Provided passage:
##############################

Thursday, August 18, 2011

Thrown In The Dog House

We've all heard people talk about being in the dog house. Often times, it is a joke amongst friends but in many situations, this is real life.

Growing up in my house, you either followed the law of the land, or you were thrown in the doghouse, so to speak. No, it was not a physical dog house but a hypothetical one. It easily could have been real though. The law of the land was the rules that were made up on the spot, to keep you in line, force you to do something against your will, or for the amusement and enjoyment of the king. It is important to note that these rules were ever changing, and many times you did not know about them, until they were enacted against the offense you committed.

Before I mislead you to think that these were major wrongs that you committed in life, they were nothing of the sort! In fact, if one didn't put shirts on a hanger correctly (with the hanger pointing a certain direction) or if you didn't fold towels correctly and without error, these were considered major offenses. There were many rules that we had to follow and often we were literally beat for not following these things. It didn't matter what age you were, or how good you had been for days before these things happened. The only thing that mattered, was that the king found a way to show you who was boss!

##############################

Data provided:

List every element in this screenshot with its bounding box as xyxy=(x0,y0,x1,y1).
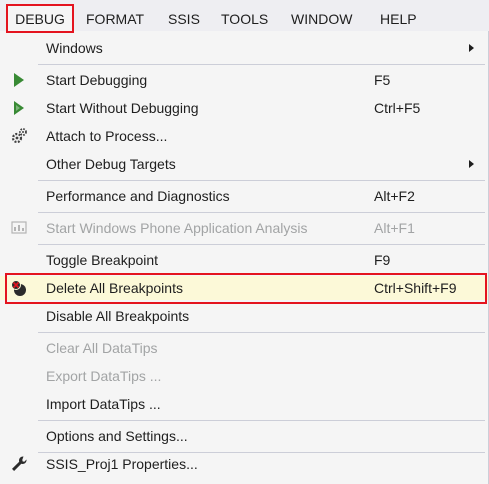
wrench-icon xyxy=(9,454,29,472)
menu-item-label: Start Windows Phone Application Analysis xyxy=(46,220,308,236)
submenu-arrow-icon xyxy=(469,44,474,52)
submenu-arrow-icon xyxy=(469,160,474,168)
phone-analysis-icon xyxy=(9,219,29,237)
play-icon xyxy=(9,71,29,89)
menu-item-performance-diagnostics[interactable]: Performance and Diagnostics Alt+F2 xyxy=(0,184,488,208)
vs-screen: DEBUG FORMAT SSIS TOOLS WINDOW HELP Wind… xyxy=(0,0,489,484)
menu-format[interactable]: FORMAT xyxy=(86,9,144,29)
menu-item-export-datatips: Export DataTips ... xyxy=(0,364,488,388)
menu-item-label: Start Without Debugging xyxy=(46,100,199,116)
menu-item-label: Attach to Process... xyxy=(46,128,168,144)
menu-item-shortcut: Alt+F2 xyxy=(374,188,415,204)
menu-debug[interactable]: DEBUG xyxy=(7,4,73,32)
menu-item-shortcut: Alt+F1 xyxy=(374,220,415,236)
menu-separator xyxy=(38,212,485,213)
menu-item-label: Performance and Diagnostics xyxy=(46,188,230,204)
menu-separator xyxy=(38,180,485,181)
menu-window[interactable]: WINDOW xyxy=(291,9,352,29)
menu-item-start-without-debugging[interactable]: Start Without Debugging Ctrl+F5 xyxy=(0,96,488,120)
menu-item-toggle-breakpoint[interactable]: Toggle Breakpoint F9 xyxy=(0,248,488,272)
menu-item-delete-all-breakpoints[interactable]: Delete All Breakpoints Ctrl+Shift+F9 xyxy=(0,276,488,300)
menu-item-options-settings[interactable]: Options and Settings... xyxy=(0,424,488,448)
debug-dropdown-menu: Windows Start Debugging F5 Start Without… xyxy=(0,31,489,484)
menu-item-start-debugging[interactable]: Start Debugging F5 xyxy=(0,68,488,92)
menu-item-import-datatips[interactable]: Import DataTips ... xyxy=(0,392,488,416)
menu-item-label: Windows xyxy=(46,40,103,56)
menu-item-label: Toggle Breakpoint xyxy=(46,252,159,268)
menu-item-label: SSIS_Proj1 Properties... xyxy=(46,456,198,472)
menu-item-windows-phone-analysis: Start Windows Phone Application Analysis… xyxy=(0,216,488,240)
menu-item-label: Clear All DataTips xyxy=(46,340,158,356)
menu-separator xyxy=(38,244,485,245)
menu-item-label: Other Debug Targets xyxy=(46,156,176,172)
menu-item-label: Export DataTips ... xyxy=(46,368,162,384)
menu-item-other-debug-targets[interactable]: Other Debug Targets xyxy=(0,152,488,176)
menu-item-shortcut: F9 xyxy=(374,252,391,268)
gears-icon xyxy=(9,127,29,145)
menu-item-clear-all-datatips: Clear All DataTips xyxy=(0,336,488,360)
menu-item-shortcut: Ctrl+F5 xyxy=(374,100,421,116)
menu-item-label: Options and Settings... xyxy=(46,428,188,444)
menu-separator xyxy=(38,332,485,333)
play-outline-icon xyxy=(9,99,29,117)
menu-item-shortcut: Ctrl+Shift+F9 xyxy=(374,280,457,296)
menu-item-attach-to-process[interactable]: Attach to Process... xyxy=(0,124,488,148)
menu-item-label: Import DataTips ... xyxy=(46,396,161,412)
menu-separator xyxy=(38,64,485,65)
menu-item-shortcut: F5 xyxy=(374,72,391,88)
menu-item-label: Start Debugging xyxy=(46,72,148,88)
menu-help[interactable]: HELP xyxy=(380,9,417,29)
menu-separator xyxy=(38,420,485,421)
delete-breakpoints-icon xyxy=(9,279,29,297)
menu-ssis[interactable]: SSIS xyxy=(168,9,200,29)
menu-item-project-properties[interactable]: SSIS_Proj1 Properties... xyxy=(0,452,488,476)
menu-item-disable-all-breakpoints[interactable]: Disable All Breakpoints xyxy=(0,304,488,328)
menu-tools[interactable]: TOOLS xyxy=(221,9,268,29)
menu-item-label: Disable All Breakpoints xyxy=(46,308,190,324)
menu-item-windows[interactable]: Windows xyxy=(0,36,488,60)
menu-item-label: Delete All Breakpoints xyxy=(46,280,183,296)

##############################

List of tasks:
A – Put the entry lines running from the one containing "wrench-icon xyxy=(9,454,29,472)" through the one containing "menu-item-label: Export DataTips" into a JSON list of strings, one string per line, both ends included and blank lines omitted.
B – Continue the post about being thrown in the dog house from where it stops.
The entries are unrelated to the text.

Answer list:
A –
[
  "wrench-icon xyxy=(9,454,29,472)",
  "menu-item-label: Start Windows Phone Application Analysis xyxy=(46,220,308,236)",
  "submenu-arrow-icon xyxy=(469,44,474,52)",
  "submenu-arrow-icon xyxy=(469,160,474,168)",
  "phone-analysis-icon xyxy=(9,219,29,237)",
  "play-icon xyxy=(9,71,29,89)",
  "menu-item-performance-diagnostics[interactable]: Performance and Diagnostics Alt+F2 xyxy=(0,184,488,208)",
  "vs-screen: DEBUG FORMAT SSIS TOOLS WINDOW HELP Wind… xyxy=(0,0,489,484)",
  "menu-format[interactable]: FORMAT xyxy=(86,9,144,29)",
  "menu-item-export-datatips: Export DataTips ... xyxy=(0,364,488,388)",
  "menu-item-label: Start Without Debugging xyxy=(46,100,199,116)",
  "menu-item-label: Attach to Process... xyxy=(46,128,168,144)",
  "menu-item-shortcut: Alt+F2 xyxy=(374,188,415,204)",
  "menu-debug[interactable]: DEBUG xyxy=(7,4,73,32)",
  "menu-item-shortcut: Alt+F1 xyxy=(374,220,415,236)",
  "menu-separator xyxy=(38,212,485,213)",
  "menu-item-label: Performance and Diagnostics xyxy=(46,188,230,204)",
  "menu-separator xyxy=(38,180,485,181)",
  "menu-window[interactable]: WINDOW xyxy=(291,9,352,29)",
  "menu-item-start-without-debugging[interactable]: Start Without Debugging Ctrl+F5 xyxy=(0,96,488,120)",
  "menu-item-toggle-breakpoint[interactable]: Toggle Breakpoint F9 xyxy=(0,248,488,272)",
  "menu-item-delete-all-breakpoints[interactable]: Delete All Breakpoints Ctrl+Shift+F9 xyxy=(0,276,488,300)",
  "menu-item-options-settings[interactable]: Options and Settings... xyxy=(0,424,488,448)",
  "debug-dropdown-menu: Windows Start Debugging F5 Start Without… xyxy=(0,31,489,484)",
  "menu-item-start-debugging[interactable]: Start Debugging F5 xyxy=(0,68,488,92)",
  "menu-item-import-datatips[interactable]: Import DataTips ... xyxy=(0,392,488,416)",
  "menu-item-label: Windows xyxy=(46,40,103,56)",
  "menu-item-label: Toggle Breakpoint xyxy=(46,252,159,268)",
  "menu-item-label: SSIS_Proj1 Properties... xyxy=(46,456,198,472)",
  "menu-item-windows-phone-analysis: Start Windows Phone Application Analysis… xyxy=(0,216,488,240)",
  "menu-item-label: Clear All DataTips xyxy=(46,340,158,356)",
  "menu-separator xyxy=(38,244,485,245)",
  "menu-item-label: Other Debug Targets xyxy=(46,156,176,172)",
  "menu-item-label: Export DataTips ... xyxy=(46,368,162,384)"
]

B –
So, let's get back to the doghouse. If you had committed an offense that the king deemed bad enough, the remainder of the family would be instinctively instructed to throw that person in the doghouse. Let me make it clear, that at no time were words exchanged so that all family members knew that someone was in the doghouse. It was up to each one to just "sense" and "know" that this punishment was to be followed, without question. If you violated the punishment given by the king to the person in the doghouse, it meant you were now in the doghouse and they were given freedom.

I'll explain a little further about the doghouse. If you were in the doghouse in my family, no one would speak to you unless it was of utmost importance. An example might be, "the house is on fire," and then it would be appropriate to speak to that person. Otherwise, unless you wanted to be in the doghouse and given the silent treatment, you avoided that person as well. This could go on for hours, or days or even weeks, depending upon what the king felt was appropriate in his judgment. The only thing that would end the sentence early was if someone else committed an offense to end up in the doghouse.

Can you imagine living in your family and having no one talk to you for long periods of time? Can you imagine the isolation and shame you felt? Keep in mind that this could have been a punishment for folding towels from the laundry incorrectly. It still blows my mind to this day that this happened but unfortunately, it is all too real in my memory. The silent treatment was by far, the more hurtful weapon used in our family (silent treatment = doghouse).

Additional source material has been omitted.